● DO THIS:
Reproduce all of the data exactly.

[Figure content listings]
◆ ◆ ◆ ◆
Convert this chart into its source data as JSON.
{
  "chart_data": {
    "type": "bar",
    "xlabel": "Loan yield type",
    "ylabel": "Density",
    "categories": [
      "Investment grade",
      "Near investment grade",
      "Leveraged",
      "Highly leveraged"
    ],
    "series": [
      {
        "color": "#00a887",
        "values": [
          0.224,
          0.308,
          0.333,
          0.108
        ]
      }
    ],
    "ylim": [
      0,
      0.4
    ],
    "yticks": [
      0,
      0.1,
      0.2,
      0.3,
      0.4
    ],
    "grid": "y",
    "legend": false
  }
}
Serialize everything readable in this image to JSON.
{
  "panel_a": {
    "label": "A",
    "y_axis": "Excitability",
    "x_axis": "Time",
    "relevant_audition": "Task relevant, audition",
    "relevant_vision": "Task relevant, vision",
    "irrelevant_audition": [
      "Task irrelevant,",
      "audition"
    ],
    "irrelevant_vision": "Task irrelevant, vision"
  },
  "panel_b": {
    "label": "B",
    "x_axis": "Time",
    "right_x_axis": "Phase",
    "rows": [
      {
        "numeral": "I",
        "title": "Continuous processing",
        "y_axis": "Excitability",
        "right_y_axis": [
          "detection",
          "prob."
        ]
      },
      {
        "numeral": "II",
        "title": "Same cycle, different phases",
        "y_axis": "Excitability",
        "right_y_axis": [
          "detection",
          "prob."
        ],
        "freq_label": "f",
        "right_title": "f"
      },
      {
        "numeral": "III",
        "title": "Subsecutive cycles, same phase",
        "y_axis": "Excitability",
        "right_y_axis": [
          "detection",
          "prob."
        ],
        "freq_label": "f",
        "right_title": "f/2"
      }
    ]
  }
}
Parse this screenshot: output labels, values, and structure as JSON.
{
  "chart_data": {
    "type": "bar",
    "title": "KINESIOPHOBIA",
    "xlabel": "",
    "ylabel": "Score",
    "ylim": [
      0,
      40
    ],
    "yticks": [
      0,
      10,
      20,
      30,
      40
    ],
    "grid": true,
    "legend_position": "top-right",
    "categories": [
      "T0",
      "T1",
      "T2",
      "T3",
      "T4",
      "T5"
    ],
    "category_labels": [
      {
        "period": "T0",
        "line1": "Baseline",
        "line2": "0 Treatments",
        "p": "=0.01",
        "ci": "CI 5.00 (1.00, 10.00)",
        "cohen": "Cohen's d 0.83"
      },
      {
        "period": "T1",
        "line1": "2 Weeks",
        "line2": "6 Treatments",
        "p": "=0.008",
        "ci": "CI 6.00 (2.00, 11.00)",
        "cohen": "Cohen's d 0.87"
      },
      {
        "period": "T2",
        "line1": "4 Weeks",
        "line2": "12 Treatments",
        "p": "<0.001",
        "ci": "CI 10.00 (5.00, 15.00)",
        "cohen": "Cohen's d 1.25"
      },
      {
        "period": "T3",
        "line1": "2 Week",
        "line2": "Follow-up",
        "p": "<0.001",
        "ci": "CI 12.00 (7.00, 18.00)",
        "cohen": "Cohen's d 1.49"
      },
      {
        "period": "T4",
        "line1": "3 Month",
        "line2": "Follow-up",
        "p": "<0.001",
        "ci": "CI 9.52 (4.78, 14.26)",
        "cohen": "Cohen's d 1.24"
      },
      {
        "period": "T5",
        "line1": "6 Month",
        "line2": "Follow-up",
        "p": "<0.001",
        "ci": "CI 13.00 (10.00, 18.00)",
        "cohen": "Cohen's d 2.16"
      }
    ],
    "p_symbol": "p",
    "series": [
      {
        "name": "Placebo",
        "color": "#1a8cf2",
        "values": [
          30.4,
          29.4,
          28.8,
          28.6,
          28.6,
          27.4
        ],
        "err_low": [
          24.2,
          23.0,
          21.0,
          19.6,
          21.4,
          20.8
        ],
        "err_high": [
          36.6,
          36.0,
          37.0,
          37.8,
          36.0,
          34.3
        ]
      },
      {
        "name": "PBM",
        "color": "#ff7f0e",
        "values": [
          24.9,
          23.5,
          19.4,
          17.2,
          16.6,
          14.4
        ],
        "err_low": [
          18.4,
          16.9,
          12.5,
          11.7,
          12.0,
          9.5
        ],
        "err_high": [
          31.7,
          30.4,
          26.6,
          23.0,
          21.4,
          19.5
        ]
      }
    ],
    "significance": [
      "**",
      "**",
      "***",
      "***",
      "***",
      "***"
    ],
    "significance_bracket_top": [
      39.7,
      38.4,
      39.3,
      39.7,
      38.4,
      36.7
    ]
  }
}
◆ ◆ ◆ ◆
● SOLUTION BELOW:
Convert this chart into its source data as JSON.
{
  "chart_data": {
    "type": "bar",
    "xlabel": "Loan yield type",
    "ylabel": "Density",
    "categories": [
      "Investment grade",
      "Near investment grade",
      "Leveraged",
      "Highly leveraged"
    ],
    "series": [
      {
        "color": "#00a887",
        "values": [
          0.224,
          0.308,
          0.333,
          0.108
        ]
      }
    ],
    "ylim": [
      0,
      0.4
    ],
    "yticks": [
      0,
      0.1,
      0.2,
      0.3,
      0.4
    ],
    "grid": "y",
    "legend": false
  }
}
Serialize everything readable in this image to JSON.
{
  "panel_a": {
    "label": "A",
    "y_axis": "Excitability",
    "x_axis": "Time",
    "relevant_audition": "Task relevant, audition",
    "relevant_vision": "Task relevant, vision",
    "irrelevant_audition": [
      "Task irrelevant,",
      "audition"
    ],
    "irrelevant_vision": "Task irrelevant, vision"
  },
  "panel_b": {
    "label": "B",
    "x_axis": "Time",
    "right_x_axis": "Phase",
    "rows": [
      {
        "numeral": "I",
        "title": "Continuous processing",
        "y_axis": "Excitability",
        "right_y_axis": [
          "detection",
          "prob."
        ]
      },
      {
        "numeral": "II",
        "title": "Same cycle, different phases",
        "y_axis": "Excitability",
        "right_y_axis": [
          "detection",
          "prob."
        ],
        "freq_label": "f",
        "right_title": "f"
      },
      {
        "numeral": "III",
        "title": "Subsecutive cycles, same phase",
        "y_axis": "Excitability",
        "right_y_axis": [
          "detection",
          "prob."
        ],
        "freq_label": "f",
        "right_title": "f/2"
      }
    ]
  }
}
Parse this screenshot: output labels, values, and structure as JSON.
{
  "chart_data": {
    "type": "bar",
    "title": "KINESIOPHOBIA",
    "xlabel": "",
    "ylabel": "Score",
    "ylim": [
      0,
      40
    ],
    "yticks": [
      0,
      10,
      20,
      30,
      40
    ],
    "grid": true,
    "legend_position": "top-right",
    "categories": [
      "T0",
      "T1",
      "T2",
      "T3",
      "T4",
      "T5"
    ],
    "category_labels": [
      {
        "period": "T0",
        "line1": "Baseline",
        "line2": "0 Treatments",
        "p": "=0.01",
        "ci": "CI 5.00 (1.00, 10.00)",
        "cohen": "Cohen's d 0.83"
      },
      {
        "period": "T1",
        "line1": "2 Weeks",
        "line2": "6 Treatments",
        "p": "=0.008",
        "ci": "CI 6.00 (2.00, 11.00)",
        "cohen": "Cohen's d 0.87"
      },
      {
        "period": "T2",
        "line1": "4 Weeks",
        "line2": "12 Treatments",
        "p": "<0.001",
        "ci": "CI 10.00 (5.00, 15.00)",
        "cohen": "Cohen's d 1.25"
      },
      {
        "period": "T3",
        "line1": "2 Week",
        "line2": "Follow-up",
        "p": "<0.001",
        "ci": "CI 12.00 (7.00, 18.00)",
        "cohen": "Cohen's d 1.49"
      },
      {
        "period": "T4",
        "line1": "3 Month",
        "line2": "Follow-up",
        "p": "<0.001",
        "ci": "CI 9.52 (4.78, 14.26)",
        "cohen": "Cohen's d 1.24"
      },
      {
        "period": "T5",
        "line1": "6 Month",
        "line2": "Follow-up",
        "p": "<0.001",
        "ci": "CI 13.00 (10.00, 18.00)",
        "cohen": "Cohen's d 2.16"
      }
    ],
    "p_symbol": "p",
    "series": [
      {
        "name": "Placebo",
        "color": "#1a8cf2",
        "values": [
          30.4,
          29.4,
          28.8,
          28.6,
          28.6,
          27.4
        ],
        "err_low": [
          24.2,
          23.0,
          21.0,
          19.6,
          21.4,
          20.8
        ],
        "err_high": [
          36.6,
          36.0,
          37.0,
          37.8,
          36.0,
          34.3
        ]
      },
      {
        "name": "PBM",
        "color": "#ff7f0e",
        "values": [
          24.9,
          23.5,
          19.4,
          17.2,
          16.6,
          14.4
        ],
        "err_low": [
          18.4,
          16.9,
          12.5,
          11.7,
          12.0,
          9.5
        ],
        "err_high": [
          31.7,
          30.4,
          26.6,
          23.0,
          21.4,
          19.5
        ]
      }
    ],
    "significance": [
      "**",
      "**",
      "***",
      "***",
      "***",
      "***"
    ],
    "significance_bracket_top": [
      39.7,
      38.4,
      39.3,
      39.7,
      38.4,
      36.7
    ]
  }
}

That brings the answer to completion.